PROBLEM DETAILS. The records that follow must be repeated verbatim, every one of them.

===== RECORDS FOR THE TASK =====

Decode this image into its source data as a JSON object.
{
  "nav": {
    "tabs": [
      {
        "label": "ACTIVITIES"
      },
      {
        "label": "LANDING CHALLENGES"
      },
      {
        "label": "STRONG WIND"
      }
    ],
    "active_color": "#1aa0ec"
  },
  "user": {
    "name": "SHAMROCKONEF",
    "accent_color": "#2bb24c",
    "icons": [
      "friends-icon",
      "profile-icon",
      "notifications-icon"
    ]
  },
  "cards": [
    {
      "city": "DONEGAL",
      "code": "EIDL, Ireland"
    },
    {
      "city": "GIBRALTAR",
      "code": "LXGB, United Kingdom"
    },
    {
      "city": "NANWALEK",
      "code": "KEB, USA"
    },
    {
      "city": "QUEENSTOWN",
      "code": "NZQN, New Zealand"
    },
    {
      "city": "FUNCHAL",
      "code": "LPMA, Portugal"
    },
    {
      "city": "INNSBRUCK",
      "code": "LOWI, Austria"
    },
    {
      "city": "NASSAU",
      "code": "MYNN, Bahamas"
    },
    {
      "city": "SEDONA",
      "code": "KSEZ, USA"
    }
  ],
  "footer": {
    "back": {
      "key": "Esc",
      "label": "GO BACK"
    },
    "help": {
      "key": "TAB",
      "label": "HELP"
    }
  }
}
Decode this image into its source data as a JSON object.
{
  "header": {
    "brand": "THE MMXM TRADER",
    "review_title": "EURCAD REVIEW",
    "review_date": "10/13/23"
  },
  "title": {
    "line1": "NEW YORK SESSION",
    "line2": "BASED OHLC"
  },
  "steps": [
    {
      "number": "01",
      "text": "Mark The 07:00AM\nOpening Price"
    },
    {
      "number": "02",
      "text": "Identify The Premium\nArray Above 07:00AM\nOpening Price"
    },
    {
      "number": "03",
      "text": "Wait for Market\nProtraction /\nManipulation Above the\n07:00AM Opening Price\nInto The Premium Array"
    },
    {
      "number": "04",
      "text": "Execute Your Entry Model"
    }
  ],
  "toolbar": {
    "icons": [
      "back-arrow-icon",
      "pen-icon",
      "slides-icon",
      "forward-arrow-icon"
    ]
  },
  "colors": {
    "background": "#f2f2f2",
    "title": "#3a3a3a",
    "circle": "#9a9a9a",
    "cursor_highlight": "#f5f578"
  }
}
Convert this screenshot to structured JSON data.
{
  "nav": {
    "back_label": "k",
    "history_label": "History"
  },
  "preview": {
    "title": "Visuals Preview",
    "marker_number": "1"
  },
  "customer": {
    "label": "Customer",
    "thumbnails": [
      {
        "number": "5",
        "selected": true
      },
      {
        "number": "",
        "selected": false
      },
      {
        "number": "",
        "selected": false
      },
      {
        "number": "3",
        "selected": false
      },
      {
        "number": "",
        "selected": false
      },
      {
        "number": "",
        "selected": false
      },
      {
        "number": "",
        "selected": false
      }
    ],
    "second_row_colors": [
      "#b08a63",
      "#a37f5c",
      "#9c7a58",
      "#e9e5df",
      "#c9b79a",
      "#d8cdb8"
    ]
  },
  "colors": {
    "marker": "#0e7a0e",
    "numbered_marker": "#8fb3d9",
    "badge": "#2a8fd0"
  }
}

=====

WORKED ANSWER.
Decode this image into its source data as a JSON object.
{
  "nav": {
    "tabs": [
      {
        "label": "ACTIVITIES"
      },
      {
        "label": "LANDING CHALLENGES"
      },
      {
        "label": "STRONG WIND"
      }
    ],
    "active_color": "#1aa0ec"
  },
  "user": {
    "name": "SHAMROCKONEF",
    "accent_color": "#2bb24c",
    "icons": [
      "friends-icon",
      "profile-icon",
      "notifications-icon"
    ]
  },
  "cards": [
    {
      "city": "DONEGAL",
      "code": "EIDL, Ireland"
    },
    {
      "city": "GIBRALTAR",
      "code": "LXGB, United Kingdom"
    },
    {
      "city": "NANWALEK",
      "code": "KEB, USA"
    },
    {
      "city": "QUEENSTOWN",
      "code": "NZQN, New Zealand"
    },
    {
      "city": "FUNCHAL",
      "code": "LPMA, Portugal"
    },
    {
      "city": "INNSBRUCK",
      "code": "LOWI, Austria"
    },
    {
      "city": "NASSAU",
      "code": "MYNN, Bahamas"
    },
    {
      "city": "SEDONA",
      "code": "KSEZ, USA"
    }
  ],
  "footer": {
    "back": {
      "key": "Esc",
      "label": "GO BACK"
    },
    "help": {
      "key": "TAB",
      "label": "HELP"
    }
  }
}
Decode this image into its source data as a JSON object.
{
  "header": {
    "brand": "THE MMXM TRADER",
    "review_title": "EURCAD REVIEW",
    "review_date": "10/13/23"
  },
  "title": {
    "line1": "NEW YORK SESSION",
    "line2": "BASED OHLC"
  },
  "steps": [
    {
      "number": "01",
      "text": "Mark The 07:00AM\nOpening Price"
    },
    {
      "number": "02",
      "text": "Identify The Premium\nArray Above 07:00AM\nOpening Price"
    },
    {
      "number": "03",
      "text": "Wait for Market\nProtraction /\nManipulation Above the\n07:00AM Opening Price\nInto The Premium Array"
    },
    {
      "number": "04",
      "text": "Execute Your Entry Model"
    }
  ],
  "toolbar": {
    "icons": [
      "back-arrow-icon",
      "pen-icon",
      "slides-icon",
      "forward-arrow-icon"
    ]
  },
  "colors": {
    "background": "#f2f2f2",
    "title": "#3a3a3a",
    "circle": "#9a9a9a",
    "cursor_highlight": "#f5f578"
  }
}
Convert this screenshot to structured JSON data.
{
  "nav": {
    "back_label": "k",
    "history_label": "History"
  },
  "preview": {
    "title": "Visuals Preview",
    "marker_number": "1"
  },
  "customer": {
    "label": "Customer",
    "thumbnails": [
      {
        "number": "5",
        "selected": true
      },
      {
        "number": "",
        "selected": false
      },
      {
        "number": "",
        "selected": false
      },
      {
        "number": "3",
        "selected": false
      },
      {
        "number": "",
        "selected": false
      },
      {
        "number": "",
        "selected": false
      },
      {
        "number": "",
        "selected": false
      }
    ],
    "second_row_colors": [
      "#b08a63",
      "#a37f5c",
      "#9c7a58",
      "#e9e5df",
      "#c9b79a",
      "#d8cdb8"
    ]
  },
  "colors": {
    "marker": "#0e7a0e",
    "numbered_marker": "#8fb3d9",
    "badge": "#2a8fd0"
  }
}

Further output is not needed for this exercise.